- Exercise
Look at the entries below and reproduce them exactly.

- Supplied records
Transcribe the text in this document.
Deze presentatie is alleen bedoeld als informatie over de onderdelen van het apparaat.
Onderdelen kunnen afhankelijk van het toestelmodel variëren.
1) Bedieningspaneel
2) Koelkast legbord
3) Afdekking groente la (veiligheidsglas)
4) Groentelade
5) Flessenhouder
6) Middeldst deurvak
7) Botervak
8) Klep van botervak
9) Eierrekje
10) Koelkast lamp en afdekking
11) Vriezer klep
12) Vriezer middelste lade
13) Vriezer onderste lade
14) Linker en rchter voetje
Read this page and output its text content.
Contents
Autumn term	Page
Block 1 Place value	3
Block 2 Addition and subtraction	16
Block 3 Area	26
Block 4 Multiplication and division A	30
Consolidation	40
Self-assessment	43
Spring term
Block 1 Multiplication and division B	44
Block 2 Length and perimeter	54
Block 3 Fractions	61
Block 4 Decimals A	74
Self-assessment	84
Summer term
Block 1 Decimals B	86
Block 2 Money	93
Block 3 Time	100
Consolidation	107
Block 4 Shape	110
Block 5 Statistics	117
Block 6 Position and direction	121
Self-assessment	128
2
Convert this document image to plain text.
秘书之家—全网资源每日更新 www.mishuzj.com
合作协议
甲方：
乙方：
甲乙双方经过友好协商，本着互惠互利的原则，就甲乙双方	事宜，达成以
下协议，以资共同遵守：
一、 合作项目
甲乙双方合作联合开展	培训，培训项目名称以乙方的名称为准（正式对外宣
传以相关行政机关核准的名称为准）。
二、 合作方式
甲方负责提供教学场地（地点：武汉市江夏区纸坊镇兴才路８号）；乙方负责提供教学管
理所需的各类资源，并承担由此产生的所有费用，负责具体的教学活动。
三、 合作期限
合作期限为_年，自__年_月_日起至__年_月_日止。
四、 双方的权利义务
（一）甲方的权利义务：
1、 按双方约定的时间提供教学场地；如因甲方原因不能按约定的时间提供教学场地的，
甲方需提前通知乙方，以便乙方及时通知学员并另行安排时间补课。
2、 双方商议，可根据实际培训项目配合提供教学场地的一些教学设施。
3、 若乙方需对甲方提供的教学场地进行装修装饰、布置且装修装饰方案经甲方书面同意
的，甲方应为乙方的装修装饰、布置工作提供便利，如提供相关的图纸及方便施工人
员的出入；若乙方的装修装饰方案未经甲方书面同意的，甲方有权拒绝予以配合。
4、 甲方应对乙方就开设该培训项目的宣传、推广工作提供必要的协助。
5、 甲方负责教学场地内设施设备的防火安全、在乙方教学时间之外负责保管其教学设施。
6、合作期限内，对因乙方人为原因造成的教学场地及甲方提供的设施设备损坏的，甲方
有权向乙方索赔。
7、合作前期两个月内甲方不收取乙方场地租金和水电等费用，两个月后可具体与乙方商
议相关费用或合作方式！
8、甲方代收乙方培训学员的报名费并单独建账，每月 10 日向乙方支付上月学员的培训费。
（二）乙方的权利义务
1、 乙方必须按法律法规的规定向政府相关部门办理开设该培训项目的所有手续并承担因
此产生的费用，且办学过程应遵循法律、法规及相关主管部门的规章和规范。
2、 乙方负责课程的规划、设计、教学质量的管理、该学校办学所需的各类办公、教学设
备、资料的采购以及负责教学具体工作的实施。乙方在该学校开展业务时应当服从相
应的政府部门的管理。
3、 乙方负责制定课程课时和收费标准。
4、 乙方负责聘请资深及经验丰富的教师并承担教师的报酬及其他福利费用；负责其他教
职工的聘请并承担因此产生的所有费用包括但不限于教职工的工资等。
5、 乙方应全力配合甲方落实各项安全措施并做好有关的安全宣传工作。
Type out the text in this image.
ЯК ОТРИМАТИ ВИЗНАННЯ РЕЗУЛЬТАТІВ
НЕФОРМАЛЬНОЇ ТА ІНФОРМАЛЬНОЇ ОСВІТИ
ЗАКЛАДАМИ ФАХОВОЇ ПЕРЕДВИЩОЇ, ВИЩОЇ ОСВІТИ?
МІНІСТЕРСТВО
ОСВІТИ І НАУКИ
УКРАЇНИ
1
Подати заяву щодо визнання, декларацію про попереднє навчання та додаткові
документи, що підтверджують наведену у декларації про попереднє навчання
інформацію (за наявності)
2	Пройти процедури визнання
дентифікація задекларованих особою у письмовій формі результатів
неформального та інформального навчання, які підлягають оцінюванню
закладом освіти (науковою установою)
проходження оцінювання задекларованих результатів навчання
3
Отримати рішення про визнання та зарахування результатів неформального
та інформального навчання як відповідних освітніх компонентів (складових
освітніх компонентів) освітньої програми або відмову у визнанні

- Task output
Transcribe the text in this document.
Deze presentatie is alleen bedoeld als informatie over de onderdelen van het apparaat.
Onderdelen kunnen afhankelijk van het toestelmodel variëren.
1) Bedieningspaneel
2) Koelkast legbord
3) Afdekking groente la (veiligheidsglas)
4) Groentelade
5) Flessenhouder
6) Middeldst deurvak
7) Botervak
8) Klep van botervak
9) Eierrekje
10) Koelkast lamp en afdekking
11) Vriezer klep
12) Vriezer middelste lade
13) Vriezer onderste lade
14) Linker en rchter voetje
Read this page and output its text content.
Contents
Autumn term	Page
Block 1 Place value	3
Block 2 Addition and subtraction	16
Block 3 Area	26
Block 4 Multiplication and division A	30
Consolidation	40
Self-assessment	43
Spring term
Block 1 Multiplication and division B	44
Block 2 Length and perimeter	54
Block 3 Fractions	61
Block 4 Decimals A	74
Self-assessment	84
Summer term
Block 1 Decimals B	86
Block 2 Money	93
Block 3 Time	100
Consolidation	107
Block 4 Shape	110
Block 5 Statistics	117
Block 6 Position and direction	121
Self-assessment	128
2
Convert this document image to plain text.
秘书之家—全网资源每日更新 www.mishuzj.com
合作协议
甲方：
乙方：
甲乙双方经过友好协商，本着互惠互利的原则，就甲乙双方	事宜，达成以
下协议，以资共同遵守：
一、 合作项目
甲乙双方合作联合开展	培训，培训项目名称以乙方的名称为准（正式对外宣
传以相关行政机关核准的名称为准）。
二、 合作方式
甲方负责提供教学场地（地点：武汉市江夏区纸坊镇兴才路８号）；乙方负责提供教学管
理所需的各类资源，并承担由此产生的所有费用，负责具体的教学活动。
三、 合作期限
合作期限为_年，自__年_月_日起至__年_月_日止。
四、 双方的权利义务
（一）甲方的权利义务：
1、 按双方约定的时间提供教学场地；如因甲方原因不能按约定的时间提供教学场地的，
甲方需提前通知乙方，以便乙方及时通知学员并另行安排时间补课。
2、 双方商议，可根据实际培训项目配合提供教学场地的一些教学设施。
3、 若乙方需对甲方提供的教学场地进行装修装饰、布置且装修装饰方案经甲方书面同意
的，甲方应为乙方的装修装饰、布置工作提供便利，如提供相关的图纸及方便施工人
员的出入；若乙方的装修装饰方案未经甲方书面同意的，甲方有权拒绝予以配合。
4、 甲方应对乙方就开设该培训项目的宣传、推广工作提供必要的协助。
5、 甲方负责教学场地内设施设备的防火安全、在乙方教学时间之外负责保管其教学设施。
6、合作期限内，对因乙方人为原因造成的教学场地及甲方提供的设施设备损坏的，甲方
有权向乙方索赔。
7、合作前期两个月内甲方不收取乙方场地租金和水电等费用，两个月后可具体与乙方商
议相关费用或合作方式！
8、甲方代收乙方培训学员的报名费并单独建账，每月 10 日向乙方支付上月学员的培训费。
（二）乙方的权利义务
1、 乙方必须按法律法规的规定向政府相关部门办理开设该培训项目的所有手续并承担因
此产生的费用，且办学过程应遵循法律、法规及相关主管部门的规章和规范。
2、 乙方负责课程的规划、设计、教学质量的管理、该学校办学所需的各类办公、教学设
备、资料的采购以及负责教学具体工作的实施。乙方在该学校开展业务时应当服从相
应的政府部门的管理。
3、 乙方负责制定课程课时和收费标准。
4、 乙方负责聘请资深及经验丰富的教师并承担教师的报酬及其他福利费用；负责其他教
职工的聘请并承担因此产生的所有费用包括但不限于教职工的工资等。
5、 乙方应全力配合甲方落实各项安全措施并做好有关的安全宣传工作。
Type out the text in this image.
ЯК ОТРИМАТИ ВИЗНАННЯ РЕЗУЛЬТАТІВ
НЕФОРМАЛЬНОЇ ТА ІНФОРМАЛЬНОЇ ОСВІТИ
ЗАКЛАДАМИ ФАХОВОЇ ПЕРЕДВИЩОЇ, ВИЩОЇ ОСВІТИ?
МІНІСТЕРСТВО
ОСВІТИ І НАУКИ
УКРАЇНИ
1
Подати заяву щодо визнання, декларацію про попереднє навчання та додаткові
документи, що підтверджують наведену у декларації про попереднє навчання
інформацію (за наявності)
2	Пройти процедури визнання
дентифікація задекларованих особою у письмовій формі результатів
неформального та інформального навчання, які підлягають оцінюванню
закладом освіти (науковою установою)
проходження оцінювання задекларованих результатів навчання
3
Отримати рішення про визнання та зарахування результатів неформального
та інформального навчання як відповідних освітніх компонентів (складових
освітніх компонентів) освітньої програми або відмову у визнанні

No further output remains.